Start of Records to use

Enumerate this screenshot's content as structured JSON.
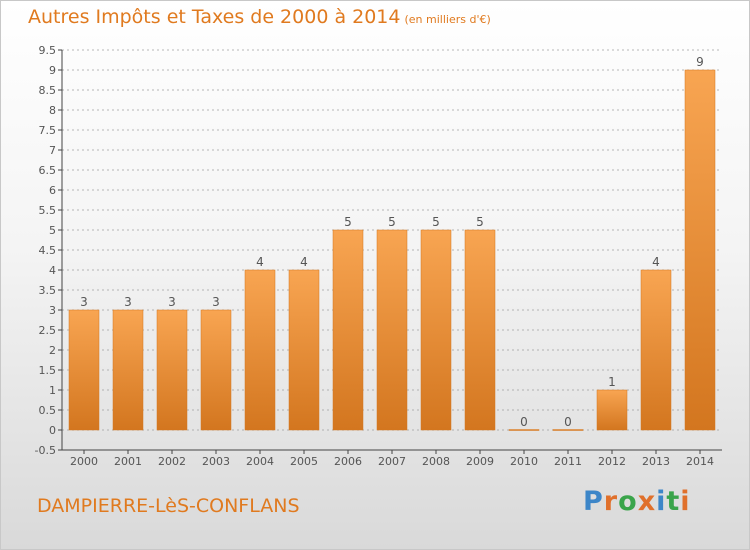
{
  "title": "Autres Impôts et Taxes de 2000 à 2014",
  "unit_note": "(en milliers d'€)",
  "commune": "DAMPIERRE-LèS-CONFLANS",
  "logo": {
    "text": "Proxiti",
    "letter_colors": [
      "#3d86c8",
      "#e0702b",
      "#3aa44a",
      "#e0702b",
      "#3d86c8",
      "#3aa44a",
      "#e0702b"
    ]
  },
  "colors": {
    "accent": "#e07a1f",
    "bar_light": "#f8a552",
    "bar_dark": "#d3761f",
    "axis": "#444444",
    "grid": "#a0a0a0"
  },
  "chart_data": {
    "type": "bar",
    "categories": [
      "2000",
      "2001",
      "2002",
      "2003",
      "2004",
      "2005",
      "2006",
      "2007",
      "2008",
      "2009",
      "2010",
      "2011",
      "2012",
      "2013",
      "2014"
    ],
    "values": [
      3,
      3,
      3,
      3,
      4,
      4,
      5,
      5,
      5,
      5,
      0,
      0,
      1,
      4,
      9
    ],
    "value_labels": [
      "3",
      "3",
      "3",
      "3",
      "4",
      "4",
      "5",
      "5",
      "5",
      "5",
      "0",
      "0",
      "1",
      "4",
      "9"
    ],
    "ylim": [
      -0.5,
      9.5
    ],
    "yticks": [
      "-0.5",
      "0",
      "0.5",
      "1",
      "1.5",
      "2",
      "2.5",
      "3",
      "3.5",
      "4",
      "4.5",
      "5",
      "5.5",
      "6",
      "6.5",
      "7",
      "7.5",
      "8",
      "8.5",
      "9",
      "9.5"
    ],
    "ytick_values": [
      -0.5,
      0,
      0.5,
      1,
      1.5,
      2,
      2.5,
      3,
      3.5,
      4,
      4.5,
      5,
      5.5,
      6,
      6.5,
      7,
      7.5,
      8,
      8.5,
      9,
      9.5
    ],
    "grid": "horizontal dashed"
  }
}
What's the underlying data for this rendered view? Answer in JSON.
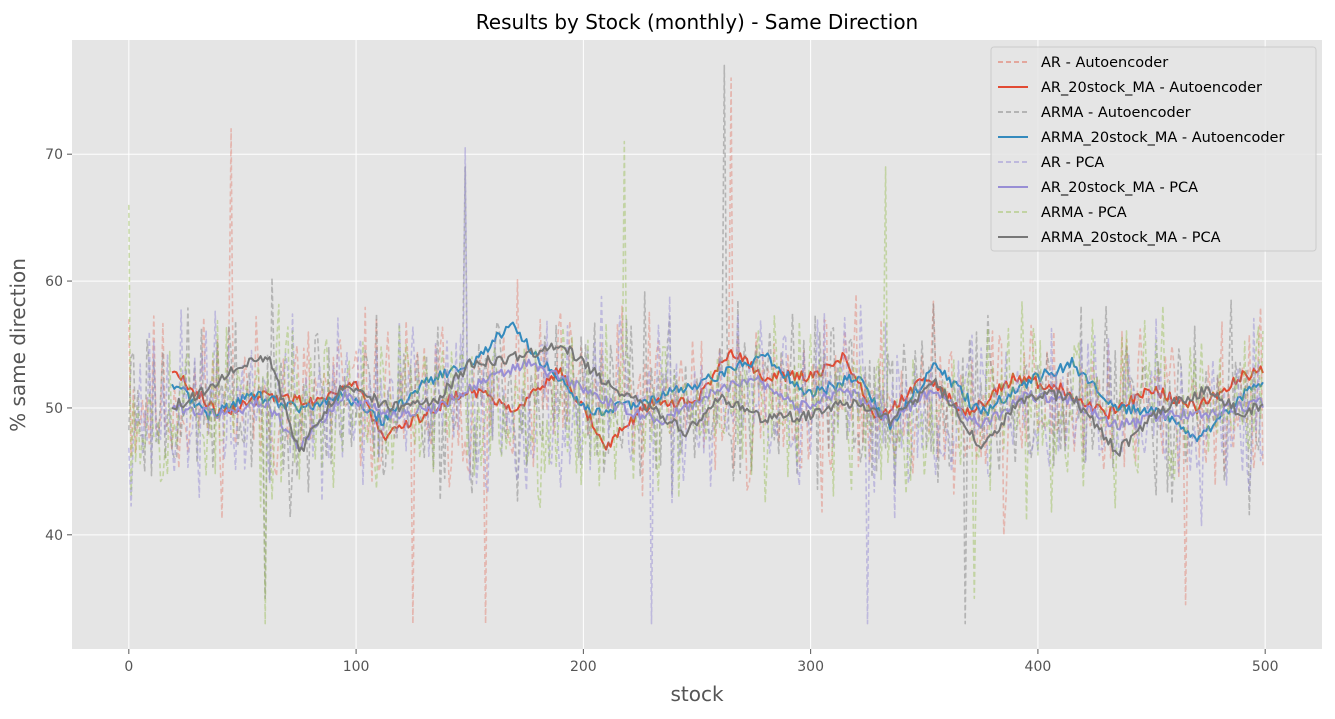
{
  "chart_data": {
    "type": "line",
    "title": "Results by Stock (monthly) - Same Direction",
    "xlabel": "stock",
    "ylabel": "% same direction",
    "xlim": [
      -25,
      525
    ],
    "ylim": [
      31,
      79
    ],
    "xticks": [
      0,
      100,
      200,
      300,
      400,
      500
    ],
    "yticks": [
      40,
      50,
      60,
      70
    ],
    "grid": true,
    "style": "ggplot",
    "legend_position": "top-right",
    "n_points": 500,
    "series": [
      {
        "name": "AR - Autoencoder",
        "color": "#E24A33",
        "dashed": true,
        "alpha": 0.3,
        "kind": "raw",
        "mean": 50.5,
        "amplitude": 7.2,
        "seed": 11,
        "x": [
          0,
          45,
          125,
          157,
          265,
          385,
          465
        ],
        "y": [
          57,
          72,
          33,
          33,
          76,
          40,
          34.5
        ]
      },
      {
        "name": "AR_20stock_MA - Autoencoder",
        "color": "#E24A33",
        "dashed": false,
        "alpha": 1.0,
        "kind": "ma",
        "x_start": 19,
        "x": [
          19,
          40,
          60,
          80,
          100,
          112,
          130,
          150,
          170,
          190,
          210,
          230,
          250,
          265,
          280,
          300,
          315,
          330,
          350,
          370,
          390,
          410,
          430,
          450,
          470,
          490,
          500
        ],
        "y": [
          53,
          49.5,
          51,
          50.5,
          52,
          47.5,
          49.5,
          51.5,
          50,
          53,
          47,
          50.5,
          50.5,
          54.5,
          52.5,
          52.5,
          54,
          49,
          52.5,
          49.5,
          52.5,
          51.5,
          49.5,
          51.5,
          50,
          52.5,
          53
        ]
      },
      {
        "name": "ARMA - Autoencoder",
        "color": "#777777",
        "dashed": true,
        "alpha": 0.45,
        "kind": "raw",
        "mean": 50.5,
        "amplitude": 7.5,
        "seed": 23,
        "x": [
          1,
          60,
          148,
          262,
          368
        ],
        "y": [
          54,
          35,
          69,
          77,
          33
        ]
      },
      {
        "name": "ARMA_20stock_MA - Autoencoder",
        "color": "#348ABD",
        "dashed": false,
        "alpha": 1.0,
        "kind": "ma",
        "x_start": 19,
        "x": [
          19,
          35,
          55,
          75,
          95,
          112,
          130,
          150,
          168,
          185,
          205,
          225,
          245,
          265,
          280,
          300,
          320,
          335,
          355,
          375,
          395,
          415,
          435,
          455,
          470,
          490,
          500
        ],
        "y": [
          52,
          49.5,
          51,
          50,
          51,
          49,
          52,
          53.5,
          56.5,
          53,
          49.5,
          50.5,
          51.5,
          53,
          54,
          51,
          52.5,
          48.5,
          53.5,
          49.5,
          52,
          53.5,
          50,
          49.5,
          47.5,
          51,
          52
        ]
      },
      {
        "name": "AR - PCA",
        "color": "#988ED5",
        "dashed": true,
        "alpha": 0.5,
        "kind": "raw",
        "mean": 50,
        "amplitude": 7.3,
        "seed": 37,
        "x": [
          148,
          230,
          325
        ],
        "y": [
          70.5,
          33,
          33
        ]
      },
      {
        "name": "AR_20stock_MA - PCA",
        "color": "#988ED5",
        "dashed": false,
        "alpha": 1.0,
        "kind": "ma",
        "x_start": 19,
        "x": [
          19,
          40,
          60,
          75,
          95,
          115,
          135,
          155,
          175,
          195,
          215,
          235,
          255,
          275,
          295,
          315,
          335,
          355,
          375,
          395,
          415,
          435,
          455,
          475,
          500
        ],
        "y": [
          50,
          49.5,
          50.5,
          47,
          51,
          49.5,
          50,
          52,
          53.5,
          52,
          50,
          49,
          51,
          52.5,
          50,
          51.5,
          49,
          51.5,
          48.5,
          51,
          50.5,
          48.5,
          49.5,
          49.5,
          50.5
        ]
      },
      {
        "name": "ARMA - PCA",
        "color": "#8EBA42",
        "dashed": true,
        "alpha": 0.4,
        "kind": "raw",
        "mean": 50,
        "amplitude": 7.0,
        "seed": 53,
        "x": [
          0,
          60,
          218,
          333,
          372
        ],
        "y": [
          66,
          33,
          71,
          69,
          35
        ]
      },
      {
        "name": "ARMA_20stock_MA - PCA",
        "color": "#777777",
        "dashed": false,
        "alpha": 1.0,
        "kind": "ma",
        "x_start": 19,
        "x": [
          19,
          35,
          50,
          62,
          75,
          95,
          115,
          135,
          150,
          170,
          190,
          210,
          230,
          245,
          260,
          280,
          300,
          320,
          335,
          355,
          375,
          395,
          415,
          435,
          455,
          475,
          490,
          500
        ],
        "y": [
          50,
          51.5,
          53.5,
          54,
          46.5,
          52,
          50,
          50.5,
          53.5,
          54,
          55,
          52,
          50,
          48,
          51,
          49,
          49.5,
          50.5,
          49,
          52,
          47,
          51,
          51,
          46.5,
          50,
          51.5,
          49.5,
          50.5
        ]
      }
    ]
  }
}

End of Records to use

### What the task asks
Reproduce the listing above exactly, excluding all pictures.

### Result of the exercise
Enumerate this screenshot's content as structured JSON.
{
  "title": "Autres Impôts et Taxes de 2000 à 2014",
  "unit_note": "(en milliers d'€)",
  "commune": "DAMPIERRE-LèS-CONFLANS",
  "logo": {
    "text": "Proxiti",
    "letter_colors": [
      "#3d86c8",
      "#e0702b",
      "#3aa44a",
      "#e0702b",
      "#3d86c8",
      "#3aa44a",
      "#e0702b"
    ]
  },
  "colors": {
    "accent": "#e07a1f",
    "bar_light": "#f8a552",
    "bar_dark": "#d3761f",
    "axis": "#444444",
    "grid": "#a0a0a0"
  },
  "chart_data": {
    "type": "bar",
    "categories": [
      "2000",
      "2001",
      "2002",
      "2003",
      "2004",
      "2005",
      "2006",
      "2007",
      "2008",
      "2009",
      "2010",
      "2011",
      "2012",
      "2013",
      "2014"
    ],
    "values": [
      3,
      3,
      3,
      3,
      4,
      4,
      5,
      5,
      5,
      5,
      0,
      0,
      1,
      4,
      9
    ],
    "value_labels": [
      "3",
      "3",
      "3",
      "3",
      "4",
      "4",
      "5",
      "5",
      "5",
      "5",
      "0",
      "0",
      "1",
      "4",
      "9"
    ],
    "ylim": [
      -0.5,
      9.5
    ],
    "yticks": [
      "-0.5",
      "0",
      "0.5",
      "1",
      "1.5",
      "2",
      "2.5",
      "3",
      "3.5",
      "4",
      "4.5",
      "5",
      "5.5",
      "6",
      "6.5",
      "7",
      "7.5",
      "8",
      "8.5",
      "9",
      "9.5"
    ],
    "ytick_values": [
      -0.5,
      0,
      0.5,
      1,
      1.5,
      2,
      2.5,
      3,
      3.5,
      4,
      4.5,
      5,
      5.5,
      6,
      6.5,
      7,
      7.5,
      8,
      8.5,
      9,
      9.5
    ],
    "grid": "horizontal dashed"
  }
}
What's the underlying data for this rendered view? Answer in JSON.
{
  "chart_data": {
    "type": "line",
    "title": "Results by Stock (monthly) - Same Direction",
    "xlabel": "stock",
    "ylabel": "% same direction",
    "xlim": [
      -25,
      525
    ],
    "ylim": [
      31,
      79
    ],
    "xticks": [
      0,
      100,
      200,
      300,
      400,
      500
    ],
    "yticks": [
      40,
      50,
      60,
      70
    ],
    "grid": true,
    "style": "ggplot",
    "legend_position": "top-right",
    "n_points": 500,
    "series": [
      {
        "name": "AR - Autoencoder",
        "color": "#E24A33",
        "dashed": true,
        "alpha": 0.3,
        "kind": "raw",
        "mean": 50.5,
        "amplitude": 7.2,
        "seed": 11,
        "x": [
          0,
          45,
          125,
          157,
          265,
          385,
          465
        ],
        "y": [
          57,
          72,
          33,
          33,
          76,
          40,
          34.5
        ]
      },
      {
        "name": "AR_20stock_MA - Autoencoder",
        "color": "#E24A33",
        "dashed": false,
        "alpha": 1.0,
        "kind": "ma",
        "x_start": 19,
        "x": [
          19,
          40,
          60,
          80,
          100,
          112,
          130,
          150,
          170,
          190,
          210,
          230,
          250,
          265,
          280,
          300,
          315,
          330,
          350,
          370,
          390,
          410,
          430,
          450,
          470,
          490,
          500
        ],
        "y": [
          53,
          49.5,
          51,
          50.5,
          52,
          47.5,
          49.5,
          51.5,
          50,
          53,
          47,
          50.5,
          50.5,
          54.5,
          52.5,
          52.5,
          54,
          49,
          52.5,
          49.5,
          52.5,
          51.5,
          49.5,
          51.5,
          50,
          52.5,
          53
        ]
      },
      {
        "name": "ARMA - Autoencoder",
        "color": "#777777",
        "dashed": true,
        "alpha": 0.45,
        "kind": "raw",
        "mean": 50.5,
        "amplitude": 7.5,
        "seed": 23,
        "x": [
          1,
          60,
          148,
          262,
          368
        ],
        "y": [
          54,
          35,
          69,
          77,
          33
        ]
      },
      {
        "name": "ARMA_20stock_MA - Autoencoder",
        "color": "#348ABD",
        "dashed": false,
        "alpha": 1.0,
        "kind": "ma",
        "x_start": 19,
        "x": [
          19,
          35,
          55,
          75,
          95,
          112,
          130,
          150,
          168,
          185,
          205,
          225,
          245,
          265,
          280,
          300,
          320,
          335,
          355,
          375,
          395,
          415,
          435,
          455,
          470,
          490,
          500
        ],
        "y": [
          52,
          49.5,
          51,
          50,
          51,
          49,
          52,
          53.5,
          56.5,
          53,
          49.5,
          50.5,
          51.5,
          53,
          54,
          51,
          52.5,
          48.5,
          53.5,
          49.5,
          52,
          53.5,
          50,
          49.5,
          47.5,
          51,
          52
        ]
      },
      {
        "name": "AR - PCA",
        "color": "#988ED5",
        "dashed": true,
        "alpha": 0.5,
        "kind": "raw",
        "mean": 50,
        "amplitude": 7.3,
        "seed": 37,
        "x": [
          148,
          230,
          325
        ],
        "y": [
          70.5,
          33,
          33
        ]
      },
      {
        "name": "AR_20stock_MA - PCA",
        "color": "#988ED5",
        "dashed": false,
        "alpha": 1.0,
        "kind": "ma",
        "x_start": 19,
        "x": [
          19,
          40,
          60,
          75,
          95,
          115,
          135,
          155,
          175,
          195,
          215,
          235,
          255,
          275,
          295,
          315,
          335,
          355,
          375,
          395,
          415,
          435,
          455,
          475,
          500
        ],
        "y": [
          50,
          49.5,
          50.5,
          47,
          51,
          49.5,
          50,
          52,
          53.5,
          52,
          50,
          49,
          51,
          52.5,
          50,
          51.5,
          49,
          51.5,
          48.5,
          51,
          50.5,
          48.5,
          49.5,
          49.5,
          50.5
        ]
      },
      {
        "name": "ARMA - PCA",
        "color": "#8EBA42",
        "dashed": true,
        "alpha": 0.4,
        "kind": "raw",
        "mean": 50,
        "amplitude": 7.0,
        "seed": 53,
        "x": [
          0,
          60,
          218,
          333,
          372
        ],
        "y": [
          66,
          33,
          71,
          69,
          35
        ]
      },
      {
        "name": "ARMA_20stock_MA - PCA",
        "color": "#777777",
        "dashed": false,
        "alpha": 1.0,
        "kind": "ma",
        "x_start": 19,
        "x": [
          19,
          35,
          50,
          62,
          75,
          95,
          115,
          135,
          150,
          170,
          190,
          210,
          230,
          245,
          260,
          280,
          300,
          320,
          335,
          355,
          375,
          395,
          415,
          435,
          455,
          475,
          490,
          500
        ],
        "y": [
          50,
          51.5,
          53.5,
          54,
          46.5,
          52,
          50,
          50.5,
          53.5,
          54,
          55,
          52,
          50,
          48,
          51,
          49,
          49.5,
          50.5,
          49,
          52,
          47,
          51,
          51,
          46.5,
          50,
          51.5,
          49.5,
          50.5
        ]
      }
    ]
  }
}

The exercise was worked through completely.